» EXCERPTED PASSAGE:

In a word, the traditional ML algorithms such as NB, RF, and XGB have good performance in most directional evaluation indicators such as AR, PR, and F1. The DNN algorithms such as MLP have good performance in PR and ARR. In traditional ML algorithms, the ARR of CART, RF, SVM, and XGB are not significantly different from that of MLP, DBN, and SAE; the ARR of CART is significantly greater than that of LSTM, GRU, and RNN, but otherwise the ARR of all traditional ML algorithms are not significantly worse than that of LSTM, GRU, and RNN. The ASR of all traditional ML algorithms except CART are not significantly worse than that of the six DNN models; even the ASR of NB, RF, and XGB are significantly greater than that of some DNN algorithms. The MDD of RF and XGB are significantly less that of MLP, DBN, and SAE; the MDD of all traditional ML algorithms are not significantly different from that of LSTM, GRU, and RNN. The ARR and ASR of all ML algorithms are significantly greater than that of BAH and the benchmark index; the MDD of any ML algorithm is significantly greater than that of the benchmark index, but significantly less than that of BAH strategy.
5.3. Comparative Analysis of Performance of Different Trading Strategies in CSICS
The analysis methods of this part are similar to Section 5.2. From Table 14, we can see that the AR, PR, and F1 of MLP are the greatest in all trading algorithms. The RR, AUC, WR, and ASR of LR are the greatest in all trading algorithms, respectively. The ARR of NB is the highest in all trading strategies. The MDD of CSI 300 index (benchmark index) is the smallest in all trading strategies. The WR, ARR, and ASR of all ML algorithms are greater than those of the benchmark index and BAH strategy.

(1) Through the hypothesis test analysis of H1a and H1b, we can obtain p value<2.2e16. Therefore, there are significant differences between the AR of all trading algorithms. Therefore, we need to do further multiple comparative analysis and the results are shown in Table 15. The number in the table is a p value of any two algorithms of Nemenyi test. From Tables 14 and 15, we can see that the AR of MLP, DBN, and SAE have no significant difference, but they are significantly greater than that of all other trading algorithms except for SVM. The AR of GRU is significantly smaller than that of all traditional ML algorithms. There is no significant difference between the AR of any two traditional ML algorithms except for CART and SVM.

(2) Through the hypothesis test analysis of H2a and H2b, we can obtain p value<2.2e16. Therefore, there are significant differences between the PR of all trading algorithms. Therefore, we need to do further multiple comparative analysis and the results are shown in Table 16. The number in the table is a p value of any two algorithms of Nemenyi test. From Tables 14 and 16, we can see that the PR of MLP, DBN, and SAE are significantly greater than that of all other trading algorithms, and the PR of MLP, DBN, and SAE have no significant difference. The PR of SVM is significantly greater than that of all other traditional ML algorithms which have no significant difference between any two algorithms except for SVM. The PR of RNN is significantly greater than that of all traditional ML algorithms except for SVM. The PR of GRU and LSTM are not significantly different from that of all traditional ML algorithms except for SVM and LR.

» MATERIAL SHOWN:
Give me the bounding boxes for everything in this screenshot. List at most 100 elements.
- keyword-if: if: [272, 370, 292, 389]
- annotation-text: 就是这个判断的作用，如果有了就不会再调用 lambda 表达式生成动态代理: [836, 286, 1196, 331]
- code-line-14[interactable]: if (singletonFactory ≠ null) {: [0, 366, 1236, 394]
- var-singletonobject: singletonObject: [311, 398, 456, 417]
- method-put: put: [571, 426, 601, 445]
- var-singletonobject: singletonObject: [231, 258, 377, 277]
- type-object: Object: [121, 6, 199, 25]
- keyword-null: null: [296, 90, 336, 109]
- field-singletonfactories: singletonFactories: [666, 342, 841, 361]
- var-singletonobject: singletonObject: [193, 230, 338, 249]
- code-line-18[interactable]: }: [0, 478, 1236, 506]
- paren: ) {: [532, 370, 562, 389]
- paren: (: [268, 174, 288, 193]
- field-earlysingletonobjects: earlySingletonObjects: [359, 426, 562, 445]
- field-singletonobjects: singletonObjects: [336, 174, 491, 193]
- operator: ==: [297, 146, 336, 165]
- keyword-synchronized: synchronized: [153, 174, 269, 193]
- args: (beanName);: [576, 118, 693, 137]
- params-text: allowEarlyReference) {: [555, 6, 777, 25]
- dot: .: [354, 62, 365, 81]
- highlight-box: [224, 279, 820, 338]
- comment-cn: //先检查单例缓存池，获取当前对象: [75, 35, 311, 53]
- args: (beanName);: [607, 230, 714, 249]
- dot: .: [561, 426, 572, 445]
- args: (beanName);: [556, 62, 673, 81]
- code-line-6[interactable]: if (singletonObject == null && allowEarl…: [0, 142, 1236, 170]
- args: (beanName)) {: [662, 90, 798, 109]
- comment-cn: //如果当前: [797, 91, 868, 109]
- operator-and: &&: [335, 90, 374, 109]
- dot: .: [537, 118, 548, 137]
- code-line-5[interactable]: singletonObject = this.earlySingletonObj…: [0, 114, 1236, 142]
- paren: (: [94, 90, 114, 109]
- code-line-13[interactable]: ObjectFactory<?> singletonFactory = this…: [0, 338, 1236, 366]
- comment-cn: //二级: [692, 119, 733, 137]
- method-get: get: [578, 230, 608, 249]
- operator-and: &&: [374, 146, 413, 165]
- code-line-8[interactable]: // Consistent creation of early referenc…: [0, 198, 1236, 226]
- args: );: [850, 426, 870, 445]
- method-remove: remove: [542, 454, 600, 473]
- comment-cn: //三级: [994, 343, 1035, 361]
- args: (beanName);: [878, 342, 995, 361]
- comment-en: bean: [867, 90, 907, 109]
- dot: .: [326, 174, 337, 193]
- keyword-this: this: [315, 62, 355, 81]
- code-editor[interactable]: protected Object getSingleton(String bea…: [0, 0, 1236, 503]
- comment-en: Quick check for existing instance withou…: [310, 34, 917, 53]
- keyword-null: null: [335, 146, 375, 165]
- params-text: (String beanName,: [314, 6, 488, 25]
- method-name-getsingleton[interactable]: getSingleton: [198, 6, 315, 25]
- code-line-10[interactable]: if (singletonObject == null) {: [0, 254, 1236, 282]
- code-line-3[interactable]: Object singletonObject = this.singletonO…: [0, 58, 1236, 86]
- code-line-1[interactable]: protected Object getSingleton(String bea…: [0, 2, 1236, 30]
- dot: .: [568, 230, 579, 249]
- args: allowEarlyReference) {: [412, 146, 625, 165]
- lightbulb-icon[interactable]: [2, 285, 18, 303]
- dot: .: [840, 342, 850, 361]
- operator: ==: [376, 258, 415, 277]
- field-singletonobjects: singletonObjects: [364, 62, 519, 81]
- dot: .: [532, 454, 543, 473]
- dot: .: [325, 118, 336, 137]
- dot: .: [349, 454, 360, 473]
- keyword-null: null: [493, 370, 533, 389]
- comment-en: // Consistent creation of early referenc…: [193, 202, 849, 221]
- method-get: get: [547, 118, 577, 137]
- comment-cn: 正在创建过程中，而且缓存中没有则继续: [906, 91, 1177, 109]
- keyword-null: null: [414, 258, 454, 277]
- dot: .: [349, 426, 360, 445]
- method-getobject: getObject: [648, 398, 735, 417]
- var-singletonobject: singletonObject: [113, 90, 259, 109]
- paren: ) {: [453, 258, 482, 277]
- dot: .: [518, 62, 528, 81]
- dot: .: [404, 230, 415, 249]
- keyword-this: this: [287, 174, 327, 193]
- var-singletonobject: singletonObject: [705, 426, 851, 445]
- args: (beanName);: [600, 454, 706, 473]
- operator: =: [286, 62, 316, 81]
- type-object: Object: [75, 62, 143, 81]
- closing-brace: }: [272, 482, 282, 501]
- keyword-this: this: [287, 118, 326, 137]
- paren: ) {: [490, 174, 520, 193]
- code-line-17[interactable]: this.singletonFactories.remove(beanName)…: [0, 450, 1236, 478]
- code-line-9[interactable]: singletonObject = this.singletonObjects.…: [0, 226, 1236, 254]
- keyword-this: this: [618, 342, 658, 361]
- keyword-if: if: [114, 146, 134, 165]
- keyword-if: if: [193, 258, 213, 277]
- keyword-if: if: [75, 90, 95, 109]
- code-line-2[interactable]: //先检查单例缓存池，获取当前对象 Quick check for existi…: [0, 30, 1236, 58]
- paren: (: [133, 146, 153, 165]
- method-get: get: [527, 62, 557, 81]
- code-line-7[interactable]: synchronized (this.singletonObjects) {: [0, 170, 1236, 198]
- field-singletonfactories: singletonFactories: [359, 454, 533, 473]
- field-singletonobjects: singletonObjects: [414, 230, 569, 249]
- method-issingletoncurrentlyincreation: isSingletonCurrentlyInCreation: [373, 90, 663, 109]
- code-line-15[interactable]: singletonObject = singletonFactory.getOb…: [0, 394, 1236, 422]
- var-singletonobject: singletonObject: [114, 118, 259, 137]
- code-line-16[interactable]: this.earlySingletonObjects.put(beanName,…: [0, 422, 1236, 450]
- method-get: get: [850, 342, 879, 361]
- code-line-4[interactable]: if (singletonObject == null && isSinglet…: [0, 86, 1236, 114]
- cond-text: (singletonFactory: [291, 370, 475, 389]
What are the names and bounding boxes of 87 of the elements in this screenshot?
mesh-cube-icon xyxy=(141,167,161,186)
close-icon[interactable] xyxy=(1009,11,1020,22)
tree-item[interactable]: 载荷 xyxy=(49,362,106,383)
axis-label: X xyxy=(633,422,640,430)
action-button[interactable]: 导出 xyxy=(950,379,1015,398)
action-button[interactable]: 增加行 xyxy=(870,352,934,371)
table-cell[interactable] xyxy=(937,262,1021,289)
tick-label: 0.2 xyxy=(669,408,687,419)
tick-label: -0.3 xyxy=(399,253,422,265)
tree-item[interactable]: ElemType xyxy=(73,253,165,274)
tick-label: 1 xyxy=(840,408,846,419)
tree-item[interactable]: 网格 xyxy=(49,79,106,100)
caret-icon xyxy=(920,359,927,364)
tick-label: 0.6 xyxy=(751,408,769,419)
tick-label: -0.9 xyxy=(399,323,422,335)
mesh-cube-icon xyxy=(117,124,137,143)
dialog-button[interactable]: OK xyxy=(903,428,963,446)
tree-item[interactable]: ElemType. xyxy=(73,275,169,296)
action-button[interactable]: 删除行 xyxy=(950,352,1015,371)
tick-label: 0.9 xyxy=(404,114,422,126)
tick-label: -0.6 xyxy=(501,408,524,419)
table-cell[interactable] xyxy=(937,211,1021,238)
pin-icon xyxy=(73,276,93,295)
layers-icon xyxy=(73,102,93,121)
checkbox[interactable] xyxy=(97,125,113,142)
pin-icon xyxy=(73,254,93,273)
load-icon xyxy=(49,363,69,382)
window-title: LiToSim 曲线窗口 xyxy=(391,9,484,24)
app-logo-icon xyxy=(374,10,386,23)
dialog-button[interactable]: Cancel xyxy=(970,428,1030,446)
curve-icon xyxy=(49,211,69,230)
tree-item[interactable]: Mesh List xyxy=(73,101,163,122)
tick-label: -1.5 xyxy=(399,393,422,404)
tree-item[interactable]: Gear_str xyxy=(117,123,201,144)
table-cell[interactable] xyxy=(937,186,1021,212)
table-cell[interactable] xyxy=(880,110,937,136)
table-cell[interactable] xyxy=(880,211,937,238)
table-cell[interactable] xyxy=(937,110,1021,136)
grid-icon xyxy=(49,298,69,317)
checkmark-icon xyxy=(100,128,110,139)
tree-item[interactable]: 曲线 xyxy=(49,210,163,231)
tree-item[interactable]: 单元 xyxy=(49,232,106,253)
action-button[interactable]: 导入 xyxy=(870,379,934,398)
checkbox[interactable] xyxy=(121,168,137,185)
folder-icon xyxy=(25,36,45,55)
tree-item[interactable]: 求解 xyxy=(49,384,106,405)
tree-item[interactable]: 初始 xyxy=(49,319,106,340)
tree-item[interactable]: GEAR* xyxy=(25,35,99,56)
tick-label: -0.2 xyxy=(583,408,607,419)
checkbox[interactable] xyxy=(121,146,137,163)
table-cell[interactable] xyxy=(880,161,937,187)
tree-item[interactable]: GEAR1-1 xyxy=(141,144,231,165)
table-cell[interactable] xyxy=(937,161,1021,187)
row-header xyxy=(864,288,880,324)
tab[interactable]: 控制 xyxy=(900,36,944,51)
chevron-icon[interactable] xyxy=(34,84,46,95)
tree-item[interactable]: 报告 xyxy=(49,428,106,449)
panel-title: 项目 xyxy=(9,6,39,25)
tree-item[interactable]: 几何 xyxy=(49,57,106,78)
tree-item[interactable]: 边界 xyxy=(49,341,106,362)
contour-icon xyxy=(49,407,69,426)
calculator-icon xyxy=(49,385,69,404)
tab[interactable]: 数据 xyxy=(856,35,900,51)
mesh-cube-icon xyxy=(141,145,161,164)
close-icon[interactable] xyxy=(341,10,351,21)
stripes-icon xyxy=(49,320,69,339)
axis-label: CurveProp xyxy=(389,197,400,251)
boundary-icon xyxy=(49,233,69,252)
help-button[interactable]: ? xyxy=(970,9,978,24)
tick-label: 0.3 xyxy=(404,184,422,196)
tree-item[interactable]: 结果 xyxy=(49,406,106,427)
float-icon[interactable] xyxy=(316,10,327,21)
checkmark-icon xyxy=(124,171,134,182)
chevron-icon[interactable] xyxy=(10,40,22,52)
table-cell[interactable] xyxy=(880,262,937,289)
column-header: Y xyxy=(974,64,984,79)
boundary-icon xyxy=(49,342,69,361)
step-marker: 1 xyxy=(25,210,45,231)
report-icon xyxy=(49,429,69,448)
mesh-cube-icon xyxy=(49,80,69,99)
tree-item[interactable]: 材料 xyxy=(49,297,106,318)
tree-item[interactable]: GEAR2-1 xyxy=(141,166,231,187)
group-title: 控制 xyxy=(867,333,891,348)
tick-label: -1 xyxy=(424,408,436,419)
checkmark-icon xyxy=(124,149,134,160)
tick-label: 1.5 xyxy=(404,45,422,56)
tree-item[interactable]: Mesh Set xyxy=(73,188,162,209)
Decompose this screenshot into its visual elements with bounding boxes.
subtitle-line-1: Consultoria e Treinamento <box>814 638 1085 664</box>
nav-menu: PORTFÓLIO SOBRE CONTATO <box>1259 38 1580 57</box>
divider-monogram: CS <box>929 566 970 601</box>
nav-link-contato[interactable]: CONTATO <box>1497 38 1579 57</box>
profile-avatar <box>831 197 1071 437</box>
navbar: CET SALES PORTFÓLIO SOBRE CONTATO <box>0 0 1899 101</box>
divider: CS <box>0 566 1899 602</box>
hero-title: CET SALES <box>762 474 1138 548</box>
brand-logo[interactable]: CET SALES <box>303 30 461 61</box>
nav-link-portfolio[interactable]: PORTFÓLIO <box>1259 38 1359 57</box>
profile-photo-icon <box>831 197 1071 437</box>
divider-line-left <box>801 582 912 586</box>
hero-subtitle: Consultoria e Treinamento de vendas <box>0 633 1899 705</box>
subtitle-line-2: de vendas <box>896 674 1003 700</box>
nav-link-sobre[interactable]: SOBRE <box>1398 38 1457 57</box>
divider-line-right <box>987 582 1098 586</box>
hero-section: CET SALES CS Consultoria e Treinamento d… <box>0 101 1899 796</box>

» GOALS:
1. Rewrite the text on comparing trading algorithms between "5.3. Comparative Analysis" and "and BAH strategy.", inclusive, putting "largest" in place of "greatest".
2. Which hypotheses does the text on comparing trading algorithms name in its hypothesis test analyses? List every one.

» ANSWERS IN ORDER:
1.
5.3. Comparative Analysis of Performance of Different Trading Strategies in CSICS
The analysis methods of this part are similar to Section 5.2. From Table 14, we can see that the AR, PR, and F1 of MLP are the largest in all trading algorithms. The RR, AUC, WR, and ASR of LR are the largest in all trading algorithms, respectively. The ARR of NB is the highest in all trading strategies. The MDD of CSI 300 index (benchmark index) is the smallest in all trading strategies. The WR, ARR, and ASR of all ML algorithms are greater than those of the benchmark index and BAH strategy.

2. H1a, H1b, H2a, H2b